- WHAT YOU WILL DO -
Where a line contains the word "marker", copy that line.

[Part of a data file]
== == ==
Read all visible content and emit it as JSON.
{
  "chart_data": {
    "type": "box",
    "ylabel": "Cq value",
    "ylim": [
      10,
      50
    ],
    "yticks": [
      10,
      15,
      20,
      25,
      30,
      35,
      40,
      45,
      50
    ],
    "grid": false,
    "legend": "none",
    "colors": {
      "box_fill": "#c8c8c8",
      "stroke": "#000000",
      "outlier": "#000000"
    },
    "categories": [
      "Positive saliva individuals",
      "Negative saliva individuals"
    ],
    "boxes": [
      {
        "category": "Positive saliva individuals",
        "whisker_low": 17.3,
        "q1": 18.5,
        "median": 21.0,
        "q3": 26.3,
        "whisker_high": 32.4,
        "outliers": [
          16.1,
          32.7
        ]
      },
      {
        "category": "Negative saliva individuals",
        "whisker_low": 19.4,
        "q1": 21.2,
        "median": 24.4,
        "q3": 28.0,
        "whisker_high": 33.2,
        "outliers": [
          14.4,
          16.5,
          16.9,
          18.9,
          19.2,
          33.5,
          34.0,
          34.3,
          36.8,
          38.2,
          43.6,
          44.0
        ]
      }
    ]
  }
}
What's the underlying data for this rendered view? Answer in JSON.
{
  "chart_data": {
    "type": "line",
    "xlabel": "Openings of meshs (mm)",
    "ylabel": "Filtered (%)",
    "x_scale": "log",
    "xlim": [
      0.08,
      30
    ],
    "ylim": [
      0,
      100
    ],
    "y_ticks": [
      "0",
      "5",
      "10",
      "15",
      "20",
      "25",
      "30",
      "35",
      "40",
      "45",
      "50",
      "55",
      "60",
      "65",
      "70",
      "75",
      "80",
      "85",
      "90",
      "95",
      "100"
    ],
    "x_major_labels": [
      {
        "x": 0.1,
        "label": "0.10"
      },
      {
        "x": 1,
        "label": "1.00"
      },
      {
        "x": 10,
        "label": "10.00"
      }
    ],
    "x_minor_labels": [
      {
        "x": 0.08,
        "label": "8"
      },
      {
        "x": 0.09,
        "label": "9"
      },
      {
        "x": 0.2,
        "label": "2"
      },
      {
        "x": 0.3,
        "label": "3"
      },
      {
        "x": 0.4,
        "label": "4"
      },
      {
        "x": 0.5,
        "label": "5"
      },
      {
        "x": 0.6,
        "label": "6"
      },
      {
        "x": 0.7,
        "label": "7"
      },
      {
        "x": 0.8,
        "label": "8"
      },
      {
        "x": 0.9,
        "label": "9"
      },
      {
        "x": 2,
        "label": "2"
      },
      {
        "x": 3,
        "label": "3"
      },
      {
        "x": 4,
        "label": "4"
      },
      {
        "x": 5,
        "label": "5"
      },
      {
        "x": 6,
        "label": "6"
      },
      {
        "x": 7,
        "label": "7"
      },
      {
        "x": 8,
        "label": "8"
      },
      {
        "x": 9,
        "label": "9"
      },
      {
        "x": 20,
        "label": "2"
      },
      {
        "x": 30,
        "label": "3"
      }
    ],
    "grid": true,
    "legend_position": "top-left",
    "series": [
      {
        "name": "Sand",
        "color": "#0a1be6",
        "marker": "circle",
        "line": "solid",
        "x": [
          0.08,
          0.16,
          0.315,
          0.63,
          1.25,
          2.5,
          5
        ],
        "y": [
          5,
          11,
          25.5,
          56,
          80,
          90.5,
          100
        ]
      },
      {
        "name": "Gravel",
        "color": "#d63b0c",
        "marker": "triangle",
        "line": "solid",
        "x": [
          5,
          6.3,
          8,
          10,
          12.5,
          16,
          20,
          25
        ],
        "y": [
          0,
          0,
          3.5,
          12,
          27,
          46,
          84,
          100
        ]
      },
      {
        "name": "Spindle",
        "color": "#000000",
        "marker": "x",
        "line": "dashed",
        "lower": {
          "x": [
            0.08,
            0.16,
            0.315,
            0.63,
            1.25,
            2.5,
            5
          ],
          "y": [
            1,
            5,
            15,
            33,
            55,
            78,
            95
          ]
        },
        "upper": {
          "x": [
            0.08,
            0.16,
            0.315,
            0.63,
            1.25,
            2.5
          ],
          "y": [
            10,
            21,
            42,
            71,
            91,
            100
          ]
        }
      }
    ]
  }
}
== == ==
- ANSWER FOR THIS EXERCISE -
        "marker": "circle",
        "marker": "triangle",
        "marker": "x",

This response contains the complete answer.